_Work instructions_.
**a.** In the passage on intelligence agencies at universities, which two scholarship programs were first exposed in CounterPunch in 2005?
**b.** Pick up the passage on intelligence agencies at universities after its last sentence and keep writing it.

_Article_.
<<<<

Henry Giroux's 2007 book, The University in Chains: Confronting the
Military-Industrial Academic Complex, details how two decades of
shifts in university funding brought increased intrusions by
corporate and military forces onto university. After 9/11, the
intelligence agencies pushed campuses to see the CIA and campus
secrecy in a new light, and, as traditional funding sources for
social science research declined, the intelligence community gained
footholds on campuses.
Post-9/11 scholarship programs like the Pat Roberts Intelligence
Scholars Program (PRISP) and the Intelligence Community Scholarship
Programs today sneak unidentified students with undisclosed links to
intelligence agencies into university classrooms (both were first
exposed by this author here in CounterPunch in 2005). A new
generation of so-called flagship programs have quietly taken root on
campuses, and, with each new flagship, our universities are
transformed into vessels of the mitarized state, as academics learn
to sublimate unease.
The programs most significantly linking the CIA with university
campuses are the "Intelligence Community Centers of Academic
Excellence" (ICCAE, pronounced "Icky") and the "Intelligence Advance
Research Projects Activity". Both programs use universities to train
intelligence personnel by piggybacking onto existing educational
programs. Campuses that agree to see these outsourced programs as
nonthreatening to their open educational and research missions are
rewarded with funds and useful contacts with the intelligence
agencies and other less tangible benefits.

>>>>

_Records shown_.
<<<<

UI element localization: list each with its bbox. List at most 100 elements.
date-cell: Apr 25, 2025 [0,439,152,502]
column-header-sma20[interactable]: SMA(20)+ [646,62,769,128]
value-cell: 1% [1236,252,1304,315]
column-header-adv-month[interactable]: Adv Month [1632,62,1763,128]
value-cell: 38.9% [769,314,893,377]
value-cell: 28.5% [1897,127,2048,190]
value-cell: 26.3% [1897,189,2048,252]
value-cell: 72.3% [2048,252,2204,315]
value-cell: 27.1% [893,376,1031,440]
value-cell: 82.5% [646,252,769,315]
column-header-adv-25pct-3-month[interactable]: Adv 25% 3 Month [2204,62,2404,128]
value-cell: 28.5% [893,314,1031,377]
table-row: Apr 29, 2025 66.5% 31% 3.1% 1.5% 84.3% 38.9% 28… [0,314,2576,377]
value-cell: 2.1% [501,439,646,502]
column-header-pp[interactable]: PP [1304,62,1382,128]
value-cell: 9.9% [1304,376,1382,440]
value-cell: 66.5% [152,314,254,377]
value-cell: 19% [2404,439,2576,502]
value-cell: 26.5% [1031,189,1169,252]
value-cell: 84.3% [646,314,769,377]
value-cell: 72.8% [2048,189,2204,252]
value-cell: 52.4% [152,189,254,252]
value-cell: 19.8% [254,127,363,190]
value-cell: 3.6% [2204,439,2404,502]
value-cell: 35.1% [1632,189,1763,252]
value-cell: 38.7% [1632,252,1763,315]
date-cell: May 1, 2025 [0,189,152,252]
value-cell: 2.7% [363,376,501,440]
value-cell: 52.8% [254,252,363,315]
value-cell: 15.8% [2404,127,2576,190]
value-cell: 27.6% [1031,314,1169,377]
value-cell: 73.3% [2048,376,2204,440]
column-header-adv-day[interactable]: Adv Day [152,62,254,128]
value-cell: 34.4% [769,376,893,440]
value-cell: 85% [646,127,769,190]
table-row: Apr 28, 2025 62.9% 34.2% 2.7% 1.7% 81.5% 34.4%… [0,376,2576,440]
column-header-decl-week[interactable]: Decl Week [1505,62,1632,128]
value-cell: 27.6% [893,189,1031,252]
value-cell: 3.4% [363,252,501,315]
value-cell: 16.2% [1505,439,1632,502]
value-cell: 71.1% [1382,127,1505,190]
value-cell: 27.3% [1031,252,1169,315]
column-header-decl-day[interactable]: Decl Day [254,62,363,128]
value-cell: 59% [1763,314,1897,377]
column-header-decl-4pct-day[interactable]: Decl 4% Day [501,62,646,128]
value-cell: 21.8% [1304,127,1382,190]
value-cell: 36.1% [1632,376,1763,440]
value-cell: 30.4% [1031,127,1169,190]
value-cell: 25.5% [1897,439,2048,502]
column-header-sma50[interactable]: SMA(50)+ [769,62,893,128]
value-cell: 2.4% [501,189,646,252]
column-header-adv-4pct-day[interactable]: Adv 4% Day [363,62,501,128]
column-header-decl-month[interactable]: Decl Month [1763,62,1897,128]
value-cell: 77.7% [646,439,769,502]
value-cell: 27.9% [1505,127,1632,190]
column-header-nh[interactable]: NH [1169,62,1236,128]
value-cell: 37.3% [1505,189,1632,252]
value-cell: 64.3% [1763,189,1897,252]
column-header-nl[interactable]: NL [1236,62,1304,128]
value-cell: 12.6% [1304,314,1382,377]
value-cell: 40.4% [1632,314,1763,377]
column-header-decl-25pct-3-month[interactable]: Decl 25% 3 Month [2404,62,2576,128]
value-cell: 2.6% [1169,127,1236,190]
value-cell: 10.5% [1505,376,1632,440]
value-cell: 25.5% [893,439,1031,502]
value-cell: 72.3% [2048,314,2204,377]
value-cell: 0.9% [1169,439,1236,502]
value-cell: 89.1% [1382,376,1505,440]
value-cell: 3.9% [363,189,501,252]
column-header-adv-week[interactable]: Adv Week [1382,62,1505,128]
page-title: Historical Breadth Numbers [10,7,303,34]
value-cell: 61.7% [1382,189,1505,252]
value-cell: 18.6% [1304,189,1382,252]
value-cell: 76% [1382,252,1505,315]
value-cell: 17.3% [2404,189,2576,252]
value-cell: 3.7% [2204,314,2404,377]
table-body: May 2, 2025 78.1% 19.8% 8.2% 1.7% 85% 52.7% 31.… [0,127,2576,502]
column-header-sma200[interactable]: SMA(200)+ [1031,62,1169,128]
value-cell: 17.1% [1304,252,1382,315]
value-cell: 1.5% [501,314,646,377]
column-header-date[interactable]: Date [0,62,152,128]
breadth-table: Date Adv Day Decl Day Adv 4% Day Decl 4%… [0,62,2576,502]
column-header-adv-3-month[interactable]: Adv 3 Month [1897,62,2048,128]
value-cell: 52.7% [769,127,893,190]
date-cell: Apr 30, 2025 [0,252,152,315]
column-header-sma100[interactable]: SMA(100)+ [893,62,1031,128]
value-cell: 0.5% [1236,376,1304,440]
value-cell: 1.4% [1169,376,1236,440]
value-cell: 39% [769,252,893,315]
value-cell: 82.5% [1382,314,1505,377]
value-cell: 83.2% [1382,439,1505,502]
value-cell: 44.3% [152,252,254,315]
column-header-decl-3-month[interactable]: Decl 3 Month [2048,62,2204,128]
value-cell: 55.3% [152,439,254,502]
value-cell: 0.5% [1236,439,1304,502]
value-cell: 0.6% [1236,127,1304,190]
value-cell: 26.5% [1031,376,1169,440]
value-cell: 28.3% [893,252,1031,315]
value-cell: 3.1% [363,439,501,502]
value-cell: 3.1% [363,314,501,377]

>>>>

_The results_.
**a.** The Pat Roberts Intelligence Scholars Program (PRISP) and the Intelligence Community Scholarship Programs.

**b.**
Even amid the militarization prevailing in America today, the silence
surrounding this quiet installation and spread of programs like ICCAE
is extraordinary. In the last four years, ICCAE has gone further in
bringing government intelligence organizations openly to American
university campuses than any previous intelligence initiative since
World War Two. Yet, the program spreads with little public notice,
media coverage, or coordinated multi-campus resistance.
When the New Infiltration Began
In 2004, a $250,000 grant was awarded to Trinity Washington
University by the Intelligence Community for the establishment of a
pilot "Intelligence Community Center of Academic Excellence" program.
Trinity was, in many ways, an ideal campus for a pilot program. For a
vulnerable, tuition-driven, struggling financial institution in the
D.C. area, the promise of desperately needed funds and a regionally
assured potential student base, linked with or seeking connections to
the D.C. intelligence world, made the program financially attractive.
In 2005, the first ICCAE centers were installed at ten campuses:
California State University San Bernardino, Clark Atlanta University,
Florida International University, Norfolk State University, Tennessee
State University, Trinity Washington University, University of Texas
El Paso, University of Texas-Pan American, University of Washington,
and Wayne State University. Between 2008-2010, a second wave of
expansion brought ICCAE programs to another twelve campuses: Carnegie
Mellon, Clemson, North Carolina A&T State, University of North
Carolina-Wilmington, Florida A&M, Miles College, University of
Maryland, College Park, University of Nebraska, University of New
Mexico, Pennsylvania State University, and Virginia Polytechnic Institute.
But the CIA and FBI aren't the only agencies from the Intelligence
Community that ICCAE brings to American university campuses. ICCAE
also quietly imports a smorgasbord of fifteen agencies including
the National Security Agency, Defense Intelligence Agency, and
Homeland Security.
ICCAE's stated goals are to develop a "systematic long-term program
at universities and colleges to recruit and hire eligible talent for
IC [Intelligence Community] agencies and components," and to
"increase the [intelligence recruiting] pipeline of students … with
emphasis on women and ethnic minorities in critical skill areas."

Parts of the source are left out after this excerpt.